▶ [Instruction]:
For this exercise, copy out each line of the material below that includes "Existing".

## BEGIN Data supplied

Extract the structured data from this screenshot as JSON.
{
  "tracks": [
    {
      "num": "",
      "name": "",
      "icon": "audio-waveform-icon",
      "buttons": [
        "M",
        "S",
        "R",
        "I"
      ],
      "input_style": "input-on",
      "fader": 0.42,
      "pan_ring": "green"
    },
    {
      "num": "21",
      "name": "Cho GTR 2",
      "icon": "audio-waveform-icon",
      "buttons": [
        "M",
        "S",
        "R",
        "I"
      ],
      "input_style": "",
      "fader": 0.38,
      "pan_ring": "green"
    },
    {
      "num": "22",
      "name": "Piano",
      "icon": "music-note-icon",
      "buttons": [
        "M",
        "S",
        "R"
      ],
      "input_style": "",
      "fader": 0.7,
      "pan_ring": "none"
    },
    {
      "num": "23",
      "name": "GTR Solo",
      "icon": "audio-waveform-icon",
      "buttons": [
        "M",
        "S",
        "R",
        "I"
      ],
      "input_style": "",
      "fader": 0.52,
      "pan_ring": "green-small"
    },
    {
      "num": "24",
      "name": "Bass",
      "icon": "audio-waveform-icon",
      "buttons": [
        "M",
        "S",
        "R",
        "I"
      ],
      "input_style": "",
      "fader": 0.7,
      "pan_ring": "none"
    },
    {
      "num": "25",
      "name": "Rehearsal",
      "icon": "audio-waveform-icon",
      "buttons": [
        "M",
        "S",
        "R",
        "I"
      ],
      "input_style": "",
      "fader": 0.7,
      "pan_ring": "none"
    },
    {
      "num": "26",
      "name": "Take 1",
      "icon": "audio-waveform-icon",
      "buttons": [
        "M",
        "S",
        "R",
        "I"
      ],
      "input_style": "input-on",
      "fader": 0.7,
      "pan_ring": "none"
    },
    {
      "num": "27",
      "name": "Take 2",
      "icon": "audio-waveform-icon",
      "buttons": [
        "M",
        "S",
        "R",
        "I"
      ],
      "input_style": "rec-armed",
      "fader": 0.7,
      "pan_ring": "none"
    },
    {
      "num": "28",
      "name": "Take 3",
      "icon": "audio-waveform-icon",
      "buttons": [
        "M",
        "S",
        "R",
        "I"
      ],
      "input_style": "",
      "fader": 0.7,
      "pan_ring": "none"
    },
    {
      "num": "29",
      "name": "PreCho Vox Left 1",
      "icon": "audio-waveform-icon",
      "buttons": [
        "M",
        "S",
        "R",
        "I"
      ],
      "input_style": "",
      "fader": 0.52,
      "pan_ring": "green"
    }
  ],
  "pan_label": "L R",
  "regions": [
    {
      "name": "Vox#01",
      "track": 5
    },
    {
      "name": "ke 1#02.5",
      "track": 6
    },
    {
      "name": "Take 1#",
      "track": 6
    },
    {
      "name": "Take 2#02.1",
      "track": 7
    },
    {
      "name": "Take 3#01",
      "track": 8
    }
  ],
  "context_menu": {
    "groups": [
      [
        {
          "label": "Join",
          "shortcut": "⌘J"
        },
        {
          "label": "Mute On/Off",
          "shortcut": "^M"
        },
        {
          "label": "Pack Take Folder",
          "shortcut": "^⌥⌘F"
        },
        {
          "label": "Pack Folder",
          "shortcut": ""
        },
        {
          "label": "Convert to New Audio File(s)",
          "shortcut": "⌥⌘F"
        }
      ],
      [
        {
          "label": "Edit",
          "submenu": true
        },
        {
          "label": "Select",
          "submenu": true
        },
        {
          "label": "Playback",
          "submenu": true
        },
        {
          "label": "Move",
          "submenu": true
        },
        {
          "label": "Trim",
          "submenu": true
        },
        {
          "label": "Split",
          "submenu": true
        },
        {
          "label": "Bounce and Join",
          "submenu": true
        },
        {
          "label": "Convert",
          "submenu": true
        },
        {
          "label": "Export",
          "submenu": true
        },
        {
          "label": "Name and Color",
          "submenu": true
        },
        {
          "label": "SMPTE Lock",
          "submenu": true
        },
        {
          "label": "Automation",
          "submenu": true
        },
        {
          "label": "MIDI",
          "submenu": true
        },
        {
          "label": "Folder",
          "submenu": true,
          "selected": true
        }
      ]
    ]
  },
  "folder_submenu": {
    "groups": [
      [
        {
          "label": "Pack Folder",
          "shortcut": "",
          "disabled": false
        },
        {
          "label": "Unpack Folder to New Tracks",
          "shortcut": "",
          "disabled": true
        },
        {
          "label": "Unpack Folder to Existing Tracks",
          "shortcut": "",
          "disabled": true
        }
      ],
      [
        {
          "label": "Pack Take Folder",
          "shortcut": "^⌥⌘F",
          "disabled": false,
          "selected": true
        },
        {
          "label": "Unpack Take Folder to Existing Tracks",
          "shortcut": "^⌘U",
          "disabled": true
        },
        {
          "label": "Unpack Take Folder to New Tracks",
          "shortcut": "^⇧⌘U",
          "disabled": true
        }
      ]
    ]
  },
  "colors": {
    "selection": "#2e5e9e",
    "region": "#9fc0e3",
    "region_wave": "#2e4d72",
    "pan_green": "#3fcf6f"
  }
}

## END Data supplied

▶ [Correct answer]:
          "label": "Unpack Folder to Existing Tracks",
          "label": "Unpack Take Folder to Existing Tracks",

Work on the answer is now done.